* [What to work on] Repeat the entries that follow verbatim, without any of their pictures.

* [Exercise inputs]
---*---
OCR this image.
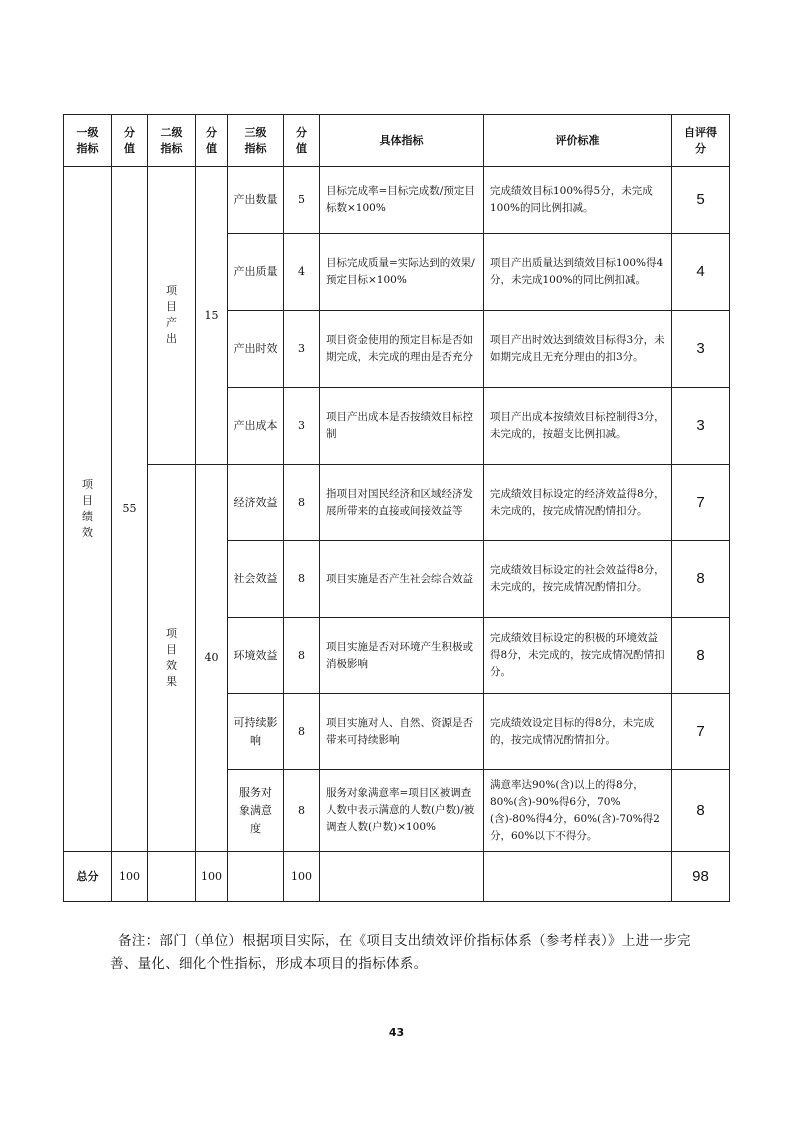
一级指标	分值	二级指标	分值	三级指标	分值	具体指标	评价标准	自评得分
项目绩效	55	项目产出	15	产出数量	5	目标完成率=目标完成数/预定目标数×100%	完成绩效目标100%得5分，未完成100%的同比例扣减。	5
				产出质量	4	目标完成质量=实际达到的效果/预定目标×100%	项目产出质量达到绩效目标100%得4分，未完成100%的同比例扣减。	4
				产出时效	3	项目资金使用的预定目标是否如期完成，未完成的理由是否充分	项目产出时效达到绩效目标得3分，未如期完成且无充分理由的扣3分。	3
				产出成本	3	项目产出成本是否按绩效目标控制	项目产出成本按绩效目标控制得3分，未完成的，按超支比例扣减。	3
		项目效果	40	经济效益	8	指项目对国民经济和区域经济发展所带来的直接或间接效益等	完成绩效目标设定的经济效益得8分，未完成的，按完成情况酌情扣分。	7
				社会效益	8	项目实施是否产生社会综合效益	完成绩效目标设定的社会效益得8分，未完成的，按完成情况酌情扣分。	8
				环境效益	8	项目实施是否对环境产生积极或消极影响	完成绩效目标设定的积极的环境效益得8分，未完成的，按完成情况酌情扣分。	8
				可持续影响	8	项目实施对人、自然、资源是否带来可持续影响	完成绩效设定目标的得8分，未完成的，按完成情况酌情扣分。	7
				服务对象满意度	8	服务对象满意率=项目区被调查人数中表示满意的人数(户数)/被调查人数(户数)×100%	满意率达90%(含)以上的得8分，80%(含)-90%得6分，70%(含)-80%得4分，60%(含)-70%得2分，60%以下不得分。	8
总分	100		100		100			98
备注：部门（单位）根据项目实际，在《项目支出绩效评价指标体系（参考样表）》上进一步完善、量化、细化个性指标，形成本项目的指标体系。
43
---*---
* [Completed task]
OCR this image.
一级指标	分值	二级指标	分值	三级指标	分值	具体指标	评价标准	自评得分
项目绩效	55	项目产出	15	产出数量	5	目标完成率=目标完成数/预定目标数×100%	完成绩效目标100%得5分，未完成100%的同比例扣减。	5
				产出质量	4	目标完成质量=实际达到的效果/预定目标×100%	项目产出质量达到绩效目标100%得4分，未完成100%的同比例扣减。	4
				产出时效	3	项目资金使用的预定目标是否如期完成，未完成的理由是否充分	项目产出时效达到绩效目标得3分，未如期完成且无充分理由的扣3分。	3
				产出成本	3	项目产出成本是否按绩效目标控制	项目产出成本按绩效目标控制得3分，未完成的，按超支比例扣减。	3
		项目效果	40	经济效益	8	指项目对国民经济和区域经济发展所带来的直接或间接效益等	完成绩效目标设定的经济效益得8分，未完成的，按完成情况酌情扣分。	7
				社会效益	8	项目实施是否产生社会综合效益	完成绩效目标设定的社会效益得8分，未完成的，按完成情况酌情扣分。	8
				环境效益	8	项目实施是否对环境产生积极或消极影响	完成绩效目标设定的积极的环境效益得8分，未完成的，按完成情况酌情扣分。	8
				可持续影响	8	项目实施对人、自然、资源是否带来可持续影响	完成绩效设定目标的得8分，未完成的，按完成情况酌情扣分。	7
				服务对象满意度	8	服务对象满意率=项目区被调查人数中表示满意的人数(户数)/被调查人数(户数)×100%	满意率达90%(含)以上的得8分，80%(含)-90%得6分，70%(含)-80%得4分，60%(含)-70%得2分，60%以下不得分。	8
总分	100		100		100			98
备注：部门（单位）根据项目实际，在《项目支出绩效评价指标体系（参考样表）》上进一步完善、量化、细化个性指标，形成本项目的指标体系。
43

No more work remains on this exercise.